### Given task
Write out, exactly as they appear, only the lines running from the line with "What data populates" to the final line of the listing; include both.

+ + + + +

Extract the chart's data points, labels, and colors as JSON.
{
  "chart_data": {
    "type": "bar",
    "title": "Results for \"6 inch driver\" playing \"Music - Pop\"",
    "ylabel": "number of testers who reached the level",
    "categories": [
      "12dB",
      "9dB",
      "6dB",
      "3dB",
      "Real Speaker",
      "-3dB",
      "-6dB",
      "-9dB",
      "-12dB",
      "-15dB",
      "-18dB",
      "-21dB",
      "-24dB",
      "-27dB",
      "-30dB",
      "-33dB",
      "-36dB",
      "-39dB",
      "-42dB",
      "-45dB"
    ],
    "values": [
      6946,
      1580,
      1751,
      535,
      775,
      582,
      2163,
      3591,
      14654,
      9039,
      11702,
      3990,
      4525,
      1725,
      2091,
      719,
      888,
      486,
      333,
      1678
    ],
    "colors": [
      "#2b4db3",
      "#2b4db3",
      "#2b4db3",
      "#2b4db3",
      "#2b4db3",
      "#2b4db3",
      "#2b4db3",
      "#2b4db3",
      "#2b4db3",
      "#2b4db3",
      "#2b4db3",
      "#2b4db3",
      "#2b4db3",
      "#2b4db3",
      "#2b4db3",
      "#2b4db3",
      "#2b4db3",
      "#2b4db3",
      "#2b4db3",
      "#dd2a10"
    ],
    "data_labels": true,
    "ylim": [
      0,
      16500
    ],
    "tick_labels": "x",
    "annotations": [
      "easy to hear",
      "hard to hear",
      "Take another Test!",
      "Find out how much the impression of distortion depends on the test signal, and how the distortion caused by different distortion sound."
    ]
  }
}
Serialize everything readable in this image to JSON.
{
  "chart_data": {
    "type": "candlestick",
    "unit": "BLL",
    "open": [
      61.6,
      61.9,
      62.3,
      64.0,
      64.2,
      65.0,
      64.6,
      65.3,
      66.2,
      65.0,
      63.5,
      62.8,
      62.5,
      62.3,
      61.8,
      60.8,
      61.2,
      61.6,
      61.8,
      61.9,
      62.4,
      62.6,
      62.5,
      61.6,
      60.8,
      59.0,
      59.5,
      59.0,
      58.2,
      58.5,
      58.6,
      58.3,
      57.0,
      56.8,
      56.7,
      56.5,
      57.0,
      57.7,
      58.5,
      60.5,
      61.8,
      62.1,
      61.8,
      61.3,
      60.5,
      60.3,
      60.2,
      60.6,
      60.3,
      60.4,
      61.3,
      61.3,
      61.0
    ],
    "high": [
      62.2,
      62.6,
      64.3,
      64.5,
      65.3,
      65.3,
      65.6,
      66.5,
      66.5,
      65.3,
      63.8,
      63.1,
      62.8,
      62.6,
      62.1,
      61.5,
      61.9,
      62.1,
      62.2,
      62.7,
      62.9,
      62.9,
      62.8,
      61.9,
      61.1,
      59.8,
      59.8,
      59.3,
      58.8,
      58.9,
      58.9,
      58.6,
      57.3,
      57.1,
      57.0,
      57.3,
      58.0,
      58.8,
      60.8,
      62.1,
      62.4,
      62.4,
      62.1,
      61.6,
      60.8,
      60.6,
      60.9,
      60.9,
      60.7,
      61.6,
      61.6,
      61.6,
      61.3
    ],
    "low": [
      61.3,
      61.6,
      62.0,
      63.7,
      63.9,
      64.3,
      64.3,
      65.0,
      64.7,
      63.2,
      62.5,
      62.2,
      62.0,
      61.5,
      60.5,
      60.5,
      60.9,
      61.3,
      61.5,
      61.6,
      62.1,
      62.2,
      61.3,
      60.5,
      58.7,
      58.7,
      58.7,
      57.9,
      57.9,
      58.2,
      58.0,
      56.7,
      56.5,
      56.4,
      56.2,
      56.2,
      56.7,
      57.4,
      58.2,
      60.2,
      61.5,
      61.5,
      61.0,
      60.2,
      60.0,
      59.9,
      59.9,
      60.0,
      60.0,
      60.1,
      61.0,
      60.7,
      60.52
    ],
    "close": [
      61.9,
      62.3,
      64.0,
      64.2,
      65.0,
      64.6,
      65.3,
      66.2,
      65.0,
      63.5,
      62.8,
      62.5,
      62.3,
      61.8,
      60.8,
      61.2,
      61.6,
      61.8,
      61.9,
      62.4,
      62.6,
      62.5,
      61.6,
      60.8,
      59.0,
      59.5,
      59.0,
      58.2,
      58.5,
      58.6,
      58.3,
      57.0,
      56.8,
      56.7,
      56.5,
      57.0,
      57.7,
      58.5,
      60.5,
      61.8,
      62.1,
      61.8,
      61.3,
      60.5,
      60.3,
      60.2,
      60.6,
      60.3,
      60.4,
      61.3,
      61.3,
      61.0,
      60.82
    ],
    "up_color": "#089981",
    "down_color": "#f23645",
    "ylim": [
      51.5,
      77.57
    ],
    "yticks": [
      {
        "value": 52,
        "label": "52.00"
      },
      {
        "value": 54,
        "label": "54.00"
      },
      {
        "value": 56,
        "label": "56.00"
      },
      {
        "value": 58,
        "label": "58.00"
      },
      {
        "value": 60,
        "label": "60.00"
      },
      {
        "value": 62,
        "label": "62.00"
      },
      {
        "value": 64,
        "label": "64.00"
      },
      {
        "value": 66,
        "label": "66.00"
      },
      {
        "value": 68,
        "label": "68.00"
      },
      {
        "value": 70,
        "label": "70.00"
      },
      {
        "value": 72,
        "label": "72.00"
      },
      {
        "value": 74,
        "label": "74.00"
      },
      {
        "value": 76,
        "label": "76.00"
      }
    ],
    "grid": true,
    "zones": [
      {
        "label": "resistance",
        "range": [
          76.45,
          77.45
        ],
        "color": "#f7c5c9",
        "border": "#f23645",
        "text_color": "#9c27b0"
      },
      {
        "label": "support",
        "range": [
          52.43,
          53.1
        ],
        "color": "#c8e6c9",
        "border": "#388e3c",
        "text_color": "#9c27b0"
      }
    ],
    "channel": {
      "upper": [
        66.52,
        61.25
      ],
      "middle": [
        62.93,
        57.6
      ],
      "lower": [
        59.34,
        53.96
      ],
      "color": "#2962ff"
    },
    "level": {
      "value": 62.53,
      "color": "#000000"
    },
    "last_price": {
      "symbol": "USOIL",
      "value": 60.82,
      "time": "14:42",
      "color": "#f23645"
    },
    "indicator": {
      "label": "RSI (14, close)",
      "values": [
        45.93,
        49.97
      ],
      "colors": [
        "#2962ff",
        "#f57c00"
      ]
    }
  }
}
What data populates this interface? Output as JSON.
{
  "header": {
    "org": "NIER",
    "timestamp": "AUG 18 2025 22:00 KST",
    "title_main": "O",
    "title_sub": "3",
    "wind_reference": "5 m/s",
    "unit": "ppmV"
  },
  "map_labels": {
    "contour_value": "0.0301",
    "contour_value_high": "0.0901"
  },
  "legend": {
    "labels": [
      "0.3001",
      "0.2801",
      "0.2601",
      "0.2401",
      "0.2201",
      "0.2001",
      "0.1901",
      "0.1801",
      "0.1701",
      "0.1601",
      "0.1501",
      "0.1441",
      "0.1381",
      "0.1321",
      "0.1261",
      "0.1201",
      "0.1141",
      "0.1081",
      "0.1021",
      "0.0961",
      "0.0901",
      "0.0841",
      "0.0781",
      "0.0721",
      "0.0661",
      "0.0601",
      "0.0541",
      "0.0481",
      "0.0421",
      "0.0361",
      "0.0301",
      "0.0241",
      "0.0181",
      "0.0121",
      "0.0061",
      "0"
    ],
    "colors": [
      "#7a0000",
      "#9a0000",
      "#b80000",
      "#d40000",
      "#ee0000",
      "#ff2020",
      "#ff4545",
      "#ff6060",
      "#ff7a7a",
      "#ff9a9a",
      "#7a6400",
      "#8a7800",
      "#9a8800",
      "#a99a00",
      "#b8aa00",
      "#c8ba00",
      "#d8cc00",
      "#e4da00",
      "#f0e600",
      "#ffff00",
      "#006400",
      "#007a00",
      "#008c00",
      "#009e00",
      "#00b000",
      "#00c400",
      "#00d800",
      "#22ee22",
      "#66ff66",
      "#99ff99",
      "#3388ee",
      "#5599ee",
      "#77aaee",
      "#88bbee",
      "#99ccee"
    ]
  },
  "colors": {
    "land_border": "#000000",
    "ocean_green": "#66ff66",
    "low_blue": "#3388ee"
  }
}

+ + + + +

### Right answer
What data populates this interface? Output as JSON.
{
  "header": {
    "org": "NIER",
    "timestamp": "AUG 18 2025 22:00 KST",
    "title_main": "O",
    "title_sub": "3",
    "wind_reference": "5 m/s",
    "unit": "ppmV"
  },
  "map_labels": {
    "contour_value": "0.0301",
    "contour_value_high": "0.0901"
  },
  "legend": {
    "labels": [
      "0.3001",
      "0.2801",
      "0.2601",
      "0.2401",
      "0.2201",
      "0.2001",
      "0.1901",
      "0.1801",
      "0.1701",
      "0.1601",
      "0.1501",
      "0.1441",
      "0.1381",
      "0.1321",
      "0.1261",
      "0.1201",
      "0.1141",
      "0.1081",
      "0.1021",
      "0.0961",
      "0.0901",
      "0.0841",
      "0.0781",
      "0.0721",
      "0.0661",
      "0.0601",
      "0.0541",
      "0.0481",
      "0.0421",
      "0.0361",
      "0.0301",
      "0.0241",
      "0.0181",
      "0.0121",
      "0.0061",
      "0"
    ],
    "colors": [
      "#7a0000",
      "#9a0000",
      "#b80000",
      "#d40000",
      "#ee0000",
      "#ff2020",
      "#ff4545",
      "#ff6060",
      "#ff7a7a",
      "#ff9a9a",
      "#7a6400",
      "#8a7800",
      "#9a8800",
      "#a99a00",
      "#b8aa00",
      "#c8ba00",
      "#d8cc00",
      "#e4da00",
      "#f0e600",
      "#ffff00",
      "#006400",
      "#007a00",
      "#008c00",
      "#009e00",
      "#00b000",
      "#00c400",
      "#00d800",
      "#22ee22",
      "#66ff66",
      "#99ff99",
      "#3388ee",
      "#5599ee",
      "#77aaee",
      "#88bbee",
      "#99ccee"
    ]
  },
  "colors": {
    "land_border": "#000000",
    "ocean_green": "#66ff66",
    "low_blue": "#3388ee"
  }
}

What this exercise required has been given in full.